Reproduce the material in full, unchanged.

# # # #

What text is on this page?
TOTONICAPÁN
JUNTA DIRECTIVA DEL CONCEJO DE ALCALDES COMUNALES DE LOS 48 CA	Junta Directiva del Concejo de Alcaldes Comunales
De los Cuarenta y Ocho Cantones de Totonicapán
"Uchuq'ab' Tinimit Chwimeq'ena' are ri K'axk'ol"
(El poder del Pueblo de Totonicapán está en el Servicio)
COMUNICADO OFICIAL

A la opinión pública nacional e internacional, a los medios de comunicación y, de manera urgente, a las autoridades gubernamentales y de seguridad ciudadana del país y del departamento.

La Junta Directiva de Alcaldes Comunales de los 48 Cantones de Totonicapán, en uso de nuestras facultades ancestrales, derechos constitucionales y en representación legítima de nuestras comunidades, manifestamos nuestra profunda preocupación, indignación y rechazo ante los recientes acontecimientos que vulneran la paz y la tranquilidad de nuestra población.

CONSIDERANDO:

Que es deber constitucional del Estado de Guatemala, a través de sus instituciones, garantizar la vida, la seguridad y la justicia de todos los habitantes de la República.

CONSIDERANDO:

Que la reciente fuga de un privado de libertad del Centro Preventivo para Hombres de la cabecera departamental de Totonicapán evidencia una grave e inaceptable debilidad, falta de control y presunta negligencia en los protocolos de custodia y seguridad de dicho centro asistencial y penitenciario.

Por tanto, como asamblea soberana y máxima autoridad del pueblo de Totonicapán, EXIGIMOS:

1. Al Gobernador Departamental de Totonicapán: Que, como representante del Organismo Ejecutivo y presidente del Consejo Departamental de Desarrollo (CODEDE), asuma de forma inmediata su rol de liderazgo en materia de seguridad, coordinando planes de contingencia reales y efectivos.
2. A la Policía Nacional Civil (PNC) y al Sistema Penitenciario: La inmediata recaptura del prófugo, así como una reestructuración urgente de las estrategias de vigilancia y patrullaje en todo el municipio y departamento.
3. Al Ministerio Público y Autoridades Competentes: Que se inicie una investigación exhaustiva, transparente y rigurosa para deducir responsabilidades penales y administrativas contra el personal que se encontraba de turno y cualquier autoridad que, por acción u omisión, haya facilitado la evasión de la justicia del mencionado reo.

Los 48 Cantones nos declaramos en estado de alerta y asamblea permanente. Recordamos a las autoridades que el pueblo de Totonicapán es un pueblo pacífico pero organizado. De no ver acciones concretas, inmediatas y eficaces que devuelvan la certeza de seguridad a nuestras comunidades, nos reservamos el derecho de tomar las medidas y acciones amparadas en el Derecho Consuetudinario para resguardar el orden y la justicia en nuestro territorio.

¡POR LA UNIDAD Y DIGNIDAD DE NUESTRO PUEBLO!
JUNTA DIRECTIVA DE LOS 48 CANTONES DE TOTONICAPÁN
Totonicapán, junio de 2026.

# # # #

** RESULT FOR THIS EXERCISE **
What text is on this page?
TOTONICAPÁN
JUNTA DIRECTIVA DEL CONCEJO DE ALCALDES COMUNALES DE LOS 48 CA	Junta Directiva del Concejo de Alcaldes Comunales
De los Cuarenta y Ocho Cantones de Totonicapán
"Uchuq'ab' Tinimit Chwimeq'ena' are ri K'axk'ol"
(El poder del Pueblo de Totonicapán está en el Servicio)
COMUNICADO OFICIAL

A la opinión pública nacional e internacional, a los medios de comunicación y, de manera urgente, a las autoridades gubernamentales y de seguridad ciudadana del país y del departamento.

La Junta Directiva de Alcaldes Comunales de los 48 Cantones de Totonicapán, en uso de nuestras facultades ancestrales, derechos constitucionales y en representación legítima de nuestras comunidades, manifestamos nuestra profunda preocupación, indignación y rechazo ante los recientes acontecimientos que vulneran la paz y la tranquilidad de nuestra población.

CONSIDERANDO:

Que es deber constitucional del Estado de Guatemala, a través de sus instituciones, garantizar la vida, la seguridad y la justicia de todos los habitantes de la República.

CONSIDERANDO:

Que la reciente fuga de un privado de libertad del Centro Preventivo para Hombres de la cabecera departamental de Totonicapán evidencia una grave e inaceptable debilidad, falta de control y presunta negligencia en los protocolos de custodia y seguridad de dicho centro asistencial y penitenciario.

Por tanto, como asamblea soberana y máxima autoridad del pueblo de Totonicapán, EXIGIMOS:

1. Al Gobernador Departamental de Totonicapán: Que, como representante del Organismo Ejecutivo y presidente del Consejo Departamental de Desarrollo (CODEDE), asuma de forma inmediata su rol de liderazgo en materia de seguridad, coordinando planes de contingencia reales y efectivos.
2. A la Policía Nacional Civil (PNC) y al Sistema Penitenciario: La inmediata recaptura del prófugo, así como una reestructuración urgente de las estrategias de vigilancia y patrullaje en todo el municipio y departamento.
3. Al Ministerio Público y Autoridades Competentes: Que se inicie una investigación exhaustiva, transparente y rigurosa para deducir responsabilidades penales y administrativas contra el personal que se encontraba de turno y cualquier autoridad que, por acción u omisión, haya facilitado la evasión de la justicia del mencionado reo.

Los 48 Cantones nos declaramos en estado de alerta y asamblea permanente. Recordamos a las autoridades que el pueblo de Totonicapán es un pueblo pacífico pero organizado. De no ver acciones concretas, inmediatas y eficaces que devuelvan la certeza de seguridad a nuestras comunidades, nos reservamos el derecho de tomar las medidas y acciones amparadas en el Derecho Consuetudinario para resguardar el orden y la justicia en nuestro territorio.

¡POR LA UNIDAD Y DIGNIDAD DE NUESTRO PUEBLO!
JUNTA DIRECTIVA DE LOS 48 CANTONES DE TOTONICAPÁN
Totonicapán, junio de 2026.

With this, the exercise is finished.